Objective — Reproduce the data below in full and exclude every picture.

Records —
-=-=-=-=-

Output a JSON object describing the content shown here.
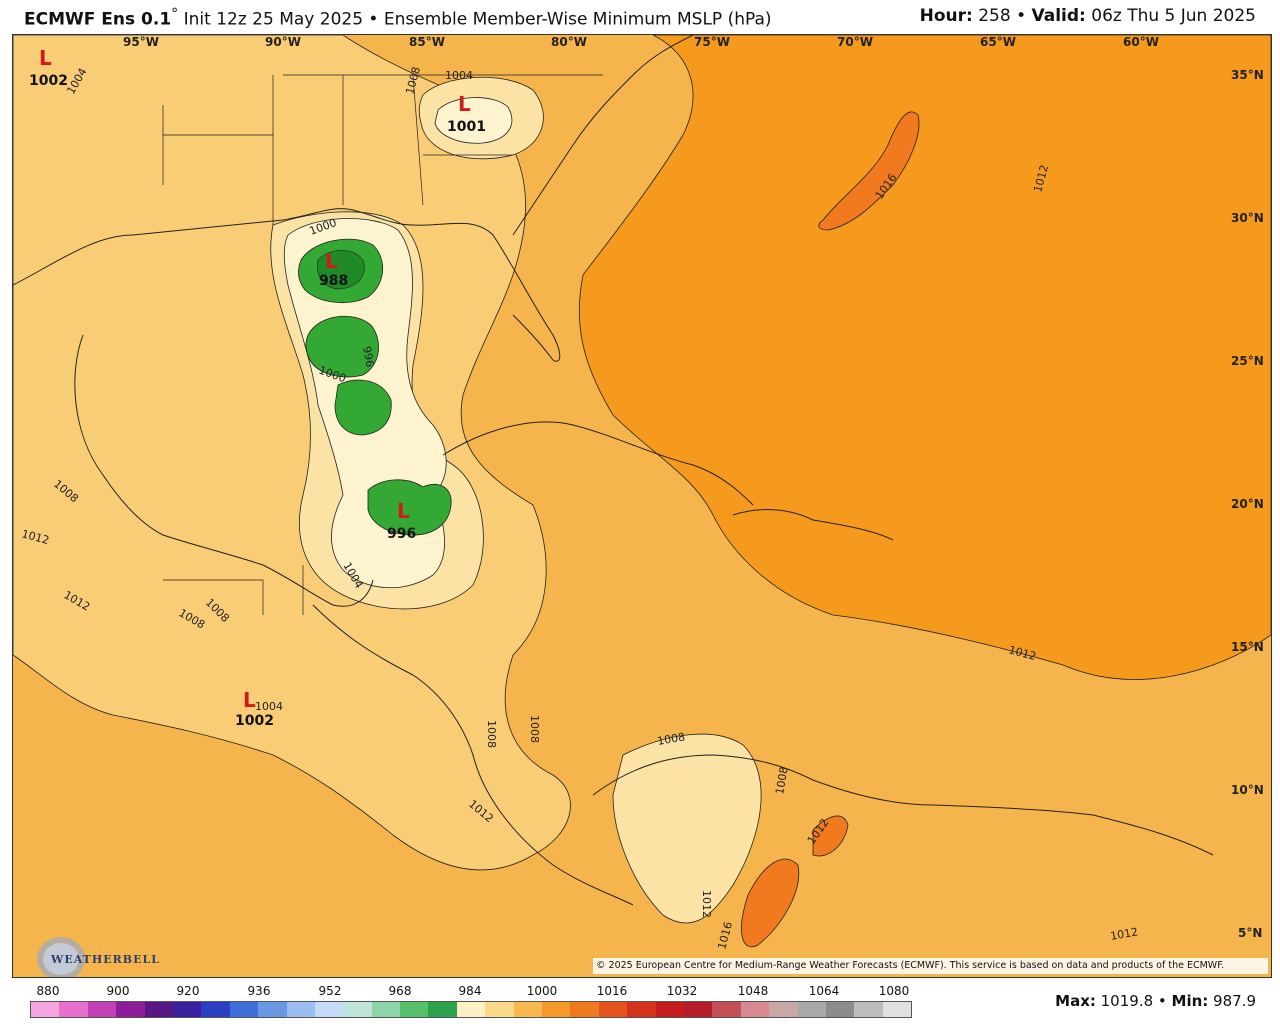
{
  "header": {
    "model": "ECMWF Ens 0.1",
    "degree": "°",
    "init": " Init 12z 25 May 2025",
    "sep": " • ",
    "product": "Ensemble Member-Wise Minimum MSLP (hPa)",
    "hour_label": "Hour:",
    "hour_value": " 258",
    "valid_label": "Valid:",
    "valid_value": " 06z Thu 5 Jun 2025"
  },
  "map": {
    "lon_labels": [
      "95°W",
      "90°W",
      "85°W",
      "80°W",
      "75°W",
      "70°W",
      "65°W",
      "60°W"
    ],
    "lat_labels": [
      "35°N",
      "30°N",
      "25°N",
      "20°N",
      "15°N",
      "10°N",
      "5°N"
    ],
    "lows": [
      {
        "letter": "L",
        "value": "1002"
      },
      {
        "letter": "L",
        "value": "1001"
      },
      {
        "letter": "L",
        "value": "988"
      },
      {
        "letter": "L",
        "value": "996"
      },
      {
        "letter": "L",
        "value": "1002"
      }
    ],
    "isobar_labels": [
      "1004",
      "1004",
      "1008",
      "1000",
      "996",
      "1000",
      "1004",
      "1008",
      "1012",
      "1012",
      "1008",
      "1008",
      "1004",
      "1008",
      "1008",
      "1008",
      "1008",
      "1012",
      "1012",
      "1016",
      "1012",
      "1012",
      "1012",
      "1016",
      "1012"
    ],
    "colors": {
      "ocean_1012": "#f6b54c",
      "band_1016": "#f59a1d",
      "band_1020": "#f27a1e",
      "band_1008": "#f9cc76",
      "band_1004": "#fbe3a6",
      "band_1000": "#fdf3cf",
      "band_996": "#c9ecb5",
      "green_992": "#34a834",
      "green_988": "#1f8a26"
    }
  },
  "copyright": "© 2025 European Centre for Medium-Range Weather Forecasts (ECMWF). This service is based on data and products of the ECMWF.",
  "logo": {
    "text": "WEATHERBELL"
  },
  "colorbar": {
    "labels": [
      "880",
      "900",
      "920",
      "936",
      "952",
      "968",
      "984",
      "1000",
      "1016",
      "1032",
      "1048",
      "1064",
      "1080"
    ],
    "colors": [
      "#f5a6e0",
      "#e86fcc",
      "#c23fb5",
      "#8c1f99",
      "#5a1585",
      "#3a1f9e",
      "#2b3fc2",
      "#3f6fd6",
      "#6a98e4",
      "#9bbdf0",
      "#c5daf7",
      "#bfe3d8",
      "#8fd4a8",
      "#55bf6a",
      "#2ea24a",
      "#fdf0c4",
      "#fbd88a",
      "#f8b84e",
      "#f49a2a",
      "#ef7a1e",
      "#e5541c",
      "#d3331c",
      "#c51d1d",
      "#b51d2b",
      "#c24e56",
      "#d68990",
      "#c9a7a7",
      "#a9a9a9",
      "#8c8c8c",
      "#bdbdbd",
      "#e0e0e0"
    ]
  },
  "stats": {
    "max_label": "Max:",
    "max_value": " 1019.8",
    "sep": " • ",
    "min_label": "Min:",
    "min_value": " 987.9"
  }
}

-=-=-=-=-

The result —
Output a JSON object describing the content shown here.
{
  "header": {
    "model": "ECMWF Ens 0.1",
    "degree": "°",
    "init": " Init 12z 25 May 2025",
    "sep": " • ",
    "product": "Ensemble Member-Wise Minimum MSLP (hPa)",
    "hour_label": "Hour:",
    "hour_value": " 258",
    "valid_label": "Valid:",
    "valid_value": " 06z Thu 5 Jun 2025"
  },
  "map": {
    "lon_labels": [
      "95°W",
      "90°W",
      "85°W",
      "80°W",
      "75°W",
      "70°W",
      "65°W",
      "60°W"
    ],
    "lat_labels": [
      "35°N",
      "30°N",
      "25°N",
      "20°N",
      "15°N",
      "10°N",
      "5°N"
    ],
    "lows": [
      {
        "letter": "L",
        "value": "1002"
      },
      {
        "letter": "L",
        "value": "1001"
      },
      {
        "letter": "L",
        "value": "988"
      },
      {
        "letter": "L",
        "value": "996"
      },
      {
        "letter": "L",
        "value": "1002"
      }
    ],
    "isobar_labels": [
      "1004",
      "1004",
      "1008",
      "1000",
      "996",
      "1000",
      "1004",
      "1008",
      "1012",
      "1012",
      "1008",
      "1008",
      "1004",
      "1008",
      "1008",
      "1008",
      "1008",
      "1012",
      "1012",
      "1016",
      "1012",
      "1012",
      "1012",
      "1016",
      "1012"
    ],
    "colors": {
      "ocean_1012": "#f6b54c",
      "band_1016": "#f59a1d",
      "band_1020": "#f27a1e",
      "band_1008": "#f9cc76",
      "band_1004": "#fbe3a6",
      "band_1000": "#fdf3cf",
      "band_996": "#c9ecb5",
      "green_992": "#34a834",
      "green_988": "#1f8a26"
    }
  },
  "copyright": "© 2025 European Centre for Medium-Range Weather Forecasts (ECMWF). This service is based on data and products of the ECMWF.",
  "logo": {
    "text": "WEATHERBELL"
  },
  "colorbar": {
    "labels": [
      "880",
      "900",
      "920",
      "936",
      "952",
      "968",
      "984",
      "1000",
      "1016",
      "1032",
      "1048",
      "1064",
      "1080"
    ],
    "colors": [
      "#f5a6e0",
      "#e86fcc",
      "#c23fb5",
      "#8c1f99",
      "#5a1585",
      "#3a1f9e",
      "#2b3fc2",
      "#3f6fd6",
      "#6a98e4",
      "#9bbdf0",
      "#c5daf7",
      "#bfe3d8",
      "#8fd4a8",
      "#55bf6a",
      "#2ea24a",
      "#fdf0c4",
      "#fbd88a",
      "#f8b84e",
      "#f49a2a",
      "#ef7a1e",
      "#e5541c",
      "#d3331c",
      "#c51d1d",
      "#b51d2b",
      "#c24e56",
      "#d68990",
      "#c9a7a7",
      "#a9a9a9",
      "#8c8c8c",
      "#bdbdbd",
      "#e0e0e0"
    ]
  },
  "stats": {
    "max_label": "Max:",
    "max_value": " 1019.8",
    "sep": " • ",
    "min_label": "Min:",
    "min_value": " 987.9"
  }
}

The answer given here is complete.